> **Objective**: Select every line holding the word "each" and copy it.

**** Records provided

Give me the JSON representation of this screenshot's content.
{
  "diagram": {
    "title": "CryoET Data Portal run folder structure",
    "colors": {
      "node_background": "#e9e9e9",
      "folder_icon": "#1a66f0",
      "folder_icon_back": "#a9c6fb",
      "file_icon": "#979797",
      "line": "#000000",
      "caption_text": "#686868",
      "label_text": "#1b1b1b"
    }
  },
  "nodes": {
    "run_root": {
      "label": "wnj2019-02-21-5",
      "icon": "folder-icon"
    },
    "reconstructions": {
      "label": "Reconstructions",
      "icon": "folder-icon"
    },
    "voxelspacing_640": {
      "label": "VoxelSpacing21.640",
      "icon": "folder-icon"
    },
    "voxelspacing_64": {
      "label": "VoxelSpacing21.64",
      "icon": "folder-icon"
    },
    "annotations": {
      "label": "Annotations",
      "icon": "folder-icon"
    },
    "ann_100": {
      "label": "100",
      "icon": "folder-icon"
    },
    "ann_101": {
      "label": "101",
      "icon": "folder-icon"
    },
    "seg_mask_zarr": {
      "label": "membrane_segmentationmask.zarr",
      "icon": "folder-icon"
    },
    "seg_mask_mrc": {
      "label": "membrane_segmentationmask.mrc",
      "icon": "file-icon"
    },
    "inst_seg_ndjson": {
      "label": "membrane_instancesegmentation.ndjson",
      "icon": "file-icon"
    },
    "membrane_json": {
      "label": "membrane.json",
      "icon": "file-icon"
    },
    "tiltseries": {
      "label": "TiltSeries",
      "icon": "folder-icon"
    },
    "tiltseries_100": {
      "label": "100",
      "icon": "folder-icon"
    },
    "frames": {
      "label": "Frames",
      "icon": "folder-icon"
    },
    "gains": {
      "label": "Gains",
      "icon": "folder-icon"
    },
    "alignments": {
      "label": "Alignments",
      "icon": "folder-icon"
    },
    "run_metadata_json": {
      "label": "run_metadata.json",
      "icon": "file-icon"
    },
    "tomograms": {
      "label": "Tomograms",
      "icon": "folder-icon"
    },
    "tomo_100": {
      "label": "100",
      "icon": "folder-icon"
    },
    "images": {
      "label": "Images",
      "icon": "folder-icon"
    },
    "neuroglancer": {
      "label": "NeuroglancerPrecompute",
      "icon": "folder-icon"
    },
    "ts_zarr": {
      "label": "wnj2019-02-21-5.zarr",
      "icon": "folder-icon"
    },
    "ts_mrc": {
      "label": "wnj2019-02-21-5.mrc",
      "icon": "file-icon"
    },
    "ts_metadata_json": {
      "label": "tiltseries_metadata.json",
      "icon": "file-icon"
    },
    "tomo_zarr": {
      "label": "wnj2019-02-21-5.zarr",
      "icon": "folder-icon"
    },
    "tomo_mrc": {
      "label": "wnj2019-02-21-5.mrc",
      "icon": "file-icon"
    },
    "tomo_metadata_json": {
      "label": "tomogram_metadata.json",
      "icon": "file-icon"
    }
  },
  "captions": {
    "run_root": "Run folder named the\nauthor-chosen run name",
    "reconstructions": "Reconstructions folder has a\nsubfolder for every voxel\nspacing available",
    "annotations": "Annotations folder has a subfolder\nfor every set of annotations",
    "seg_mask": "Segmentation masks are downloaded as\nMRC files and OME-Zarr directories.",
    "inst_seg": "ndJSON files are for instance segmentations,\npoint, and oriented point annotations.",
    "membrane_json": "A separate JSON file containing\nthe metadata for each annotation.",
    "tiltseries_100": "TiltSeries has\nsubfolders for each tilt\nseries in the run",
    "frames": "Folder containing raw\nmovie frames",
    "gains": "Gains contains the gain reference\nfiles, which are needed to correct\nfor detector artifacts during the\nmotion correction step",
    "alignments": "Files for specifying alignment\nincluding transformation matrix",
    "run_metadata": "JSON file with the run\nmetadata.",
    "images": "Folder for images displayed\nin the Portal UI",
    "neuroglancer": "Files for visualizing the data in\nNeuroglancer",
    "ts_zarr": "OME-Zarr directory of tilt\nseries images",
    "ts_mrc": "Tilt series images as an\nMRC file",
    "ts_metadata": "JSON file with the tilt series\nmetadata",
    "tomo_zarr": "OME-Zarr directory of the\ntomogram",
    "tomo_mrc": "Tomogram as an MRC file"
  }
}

********

> **Result of this task**:
    "membrane_json": "A separate JSON file containing\nthe metadata for each annotation.",
    "tiltseries_100": "TiltSeries has\nsubfolders for each tilt\nseries in the run",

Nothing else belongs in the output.